*Exercise instructions:* Lines that include the word "label" are the ones to copy.

*The data:*
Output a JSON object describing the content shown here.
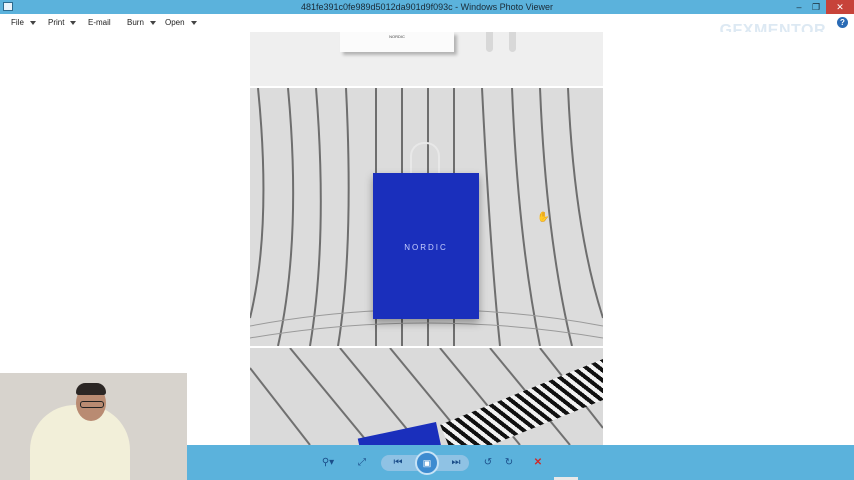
{
  "window": {
    "title": "481fe391c0fe989d5012da901d9f093c - Windows Photo Viewer",
    "controls": {
      "minimize": "–",
      "restore": "❐",
      "close": "✕"
    }
  },
  "menu": {
    "items": [
      {
        "label": "File",
        "has_dropdown": true
      },
      {
        "label": "Print",
        "has_dropdown": true
      },
      {
        "label": "E-mail",
        "has_dropdown": false
      },
      {
        "label": "Burn",
        "has_dropdown": true
      },
      {
        "label": "Open",
        "has_dropdown": true
      }
    ],
    "help_icon": "?"
  },
  "watermark": "GFXMENTOR",
  "image": {
    "card_text": "NORDIC",
    "bag_brand": "NORDIC",
    "hand_cursor": "✋"
  },
  "toolbar": {
    "zoom_icon": "⚲▾",
    "fit_icon": "⤢",
    "prev_icon": "⏮",
    "slideshow_icon": "▣",
    "next_icon": "⏭",
    "rotate_left_icon": "↺",
    "rotate_right_icon": "↻",
    "delete_icon": "✕"
  },
  "colors": {
    "chrome": "#5bb2dc",
    "bag_blue": "#1a2fbc",
    "close_red": "#c7433a"
  }
}
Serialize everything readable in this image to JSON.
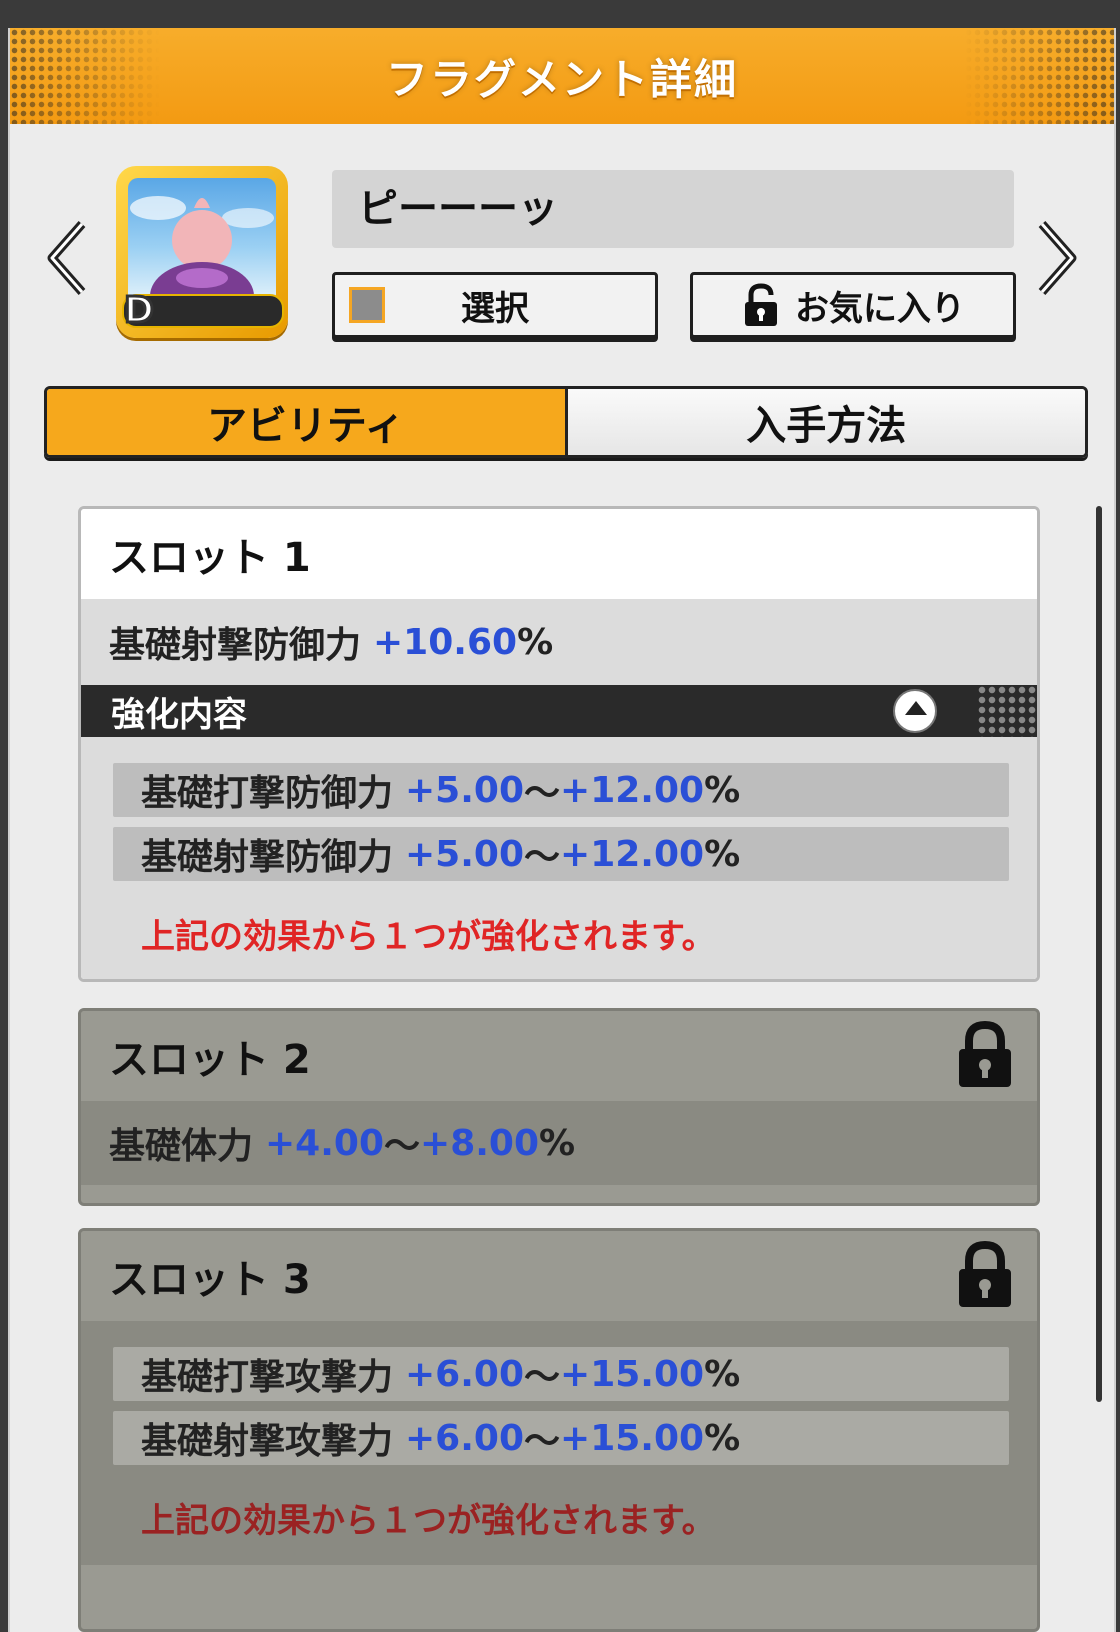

*Task solution:*
        "label": "File",
        "label": "Print",
        "label": "E-mail",
        "label": "Burn",
        "label": "Open",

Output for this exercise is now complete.